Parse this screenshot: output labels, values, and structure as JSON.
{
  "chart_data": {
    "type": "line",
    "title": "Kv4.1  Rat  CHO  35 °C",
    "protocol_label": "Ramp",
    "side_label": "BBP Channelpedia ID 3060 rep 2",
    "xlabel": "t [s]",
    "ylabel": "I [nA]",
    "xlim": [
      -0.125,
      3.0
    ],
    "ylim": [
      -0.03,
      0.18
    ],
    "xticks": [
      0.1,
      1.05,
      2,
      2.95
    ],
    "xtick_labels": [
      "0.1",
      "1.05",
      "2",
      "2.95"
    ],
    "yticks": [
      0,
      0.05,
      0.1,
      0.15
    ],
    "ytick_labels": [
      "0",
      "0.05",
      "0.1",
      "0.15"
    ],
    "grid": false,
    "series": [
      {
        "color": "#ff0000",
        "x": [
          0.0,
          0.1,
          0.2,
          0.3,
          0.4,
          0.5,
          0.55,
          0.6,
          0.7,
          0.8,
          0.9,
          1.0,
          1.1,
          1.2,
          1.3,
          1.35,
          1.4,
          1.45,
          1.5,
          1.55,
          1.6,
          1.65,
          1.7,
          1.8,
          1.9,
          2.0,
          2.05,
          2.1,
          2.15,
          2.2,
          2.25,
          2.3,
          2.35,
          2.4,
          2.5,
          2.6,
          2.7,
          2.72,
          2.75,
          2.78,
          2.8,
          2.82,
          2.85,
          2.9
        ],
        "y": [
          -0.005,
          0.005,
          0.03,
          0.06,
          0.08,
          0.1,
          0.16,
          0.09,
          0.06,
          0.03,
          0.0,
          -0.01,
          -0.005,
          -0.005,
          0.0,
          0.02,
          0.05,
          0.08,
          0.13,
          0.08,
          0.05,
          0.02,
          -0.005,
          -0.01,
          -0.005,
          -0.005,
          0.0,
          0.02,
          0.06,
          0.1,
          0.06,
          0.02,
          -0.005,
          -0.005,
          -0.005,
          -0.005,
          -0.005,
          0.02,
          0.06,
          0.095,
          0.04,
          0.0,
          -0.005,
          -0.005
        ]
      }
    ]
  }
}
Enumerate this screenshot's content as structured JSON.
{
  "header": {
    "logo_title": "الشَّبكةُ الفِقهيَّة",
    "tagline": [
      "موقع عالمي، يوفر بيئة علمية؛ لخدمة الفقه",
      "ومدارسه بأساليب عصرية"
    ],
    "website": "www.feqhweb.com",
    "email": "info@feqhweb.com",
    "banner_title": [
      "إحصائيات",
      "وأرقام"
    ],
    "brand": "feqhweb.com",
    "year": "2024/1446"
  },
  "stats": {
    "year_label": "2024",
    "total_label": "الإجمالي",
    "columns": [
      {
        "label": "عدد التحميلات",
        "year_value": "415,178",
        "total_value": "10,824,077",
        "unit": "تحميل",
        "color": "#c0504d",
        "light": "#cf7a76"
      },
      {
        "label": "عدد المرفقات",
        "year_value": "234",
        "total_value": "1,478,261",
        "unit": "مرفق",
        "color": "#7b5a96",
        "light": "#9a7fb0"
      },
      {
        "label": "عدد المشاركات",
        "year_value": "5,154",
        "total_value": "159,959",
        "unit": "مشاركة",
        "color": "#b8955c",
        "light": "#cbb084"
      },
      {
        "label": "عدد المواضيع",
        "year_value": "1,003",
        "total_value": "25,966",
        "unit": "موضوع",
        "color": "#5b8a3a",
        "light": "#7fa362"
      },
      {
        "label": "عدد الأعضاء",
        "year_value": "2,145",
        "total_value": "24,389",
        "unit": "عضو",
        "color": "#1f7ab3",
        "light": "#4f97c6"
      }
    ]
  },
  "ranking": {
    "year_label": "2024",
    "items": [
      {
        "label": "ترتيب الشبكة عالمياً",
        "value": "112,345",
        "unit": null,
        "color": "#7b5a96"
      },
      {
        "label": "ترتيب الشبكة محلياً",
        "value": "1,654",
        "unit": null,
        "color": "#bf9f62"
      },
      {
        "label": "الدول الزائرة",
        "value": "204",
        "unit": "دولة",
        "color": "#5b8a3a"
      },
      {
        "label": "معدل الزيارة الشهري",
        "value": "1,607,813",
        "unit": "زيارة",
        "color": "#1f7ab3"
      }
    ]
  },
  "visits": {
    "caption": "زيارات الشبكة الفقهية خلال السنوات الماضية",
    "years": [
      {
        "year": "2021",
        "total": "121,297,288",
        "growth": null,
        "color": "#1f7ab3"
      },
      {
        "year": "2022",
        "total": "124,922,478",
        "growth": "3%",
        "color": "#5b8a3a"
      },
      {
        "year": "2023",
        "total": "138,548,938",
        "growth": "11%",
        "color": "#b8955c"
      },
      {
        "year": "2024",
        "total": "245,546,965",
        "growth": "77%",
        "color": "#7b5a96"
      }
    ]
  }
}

◆ **Task details**
Report how many lines in the listing above include the word "ترتيب". Give nothing but the number.

◆ **Exercise response**
2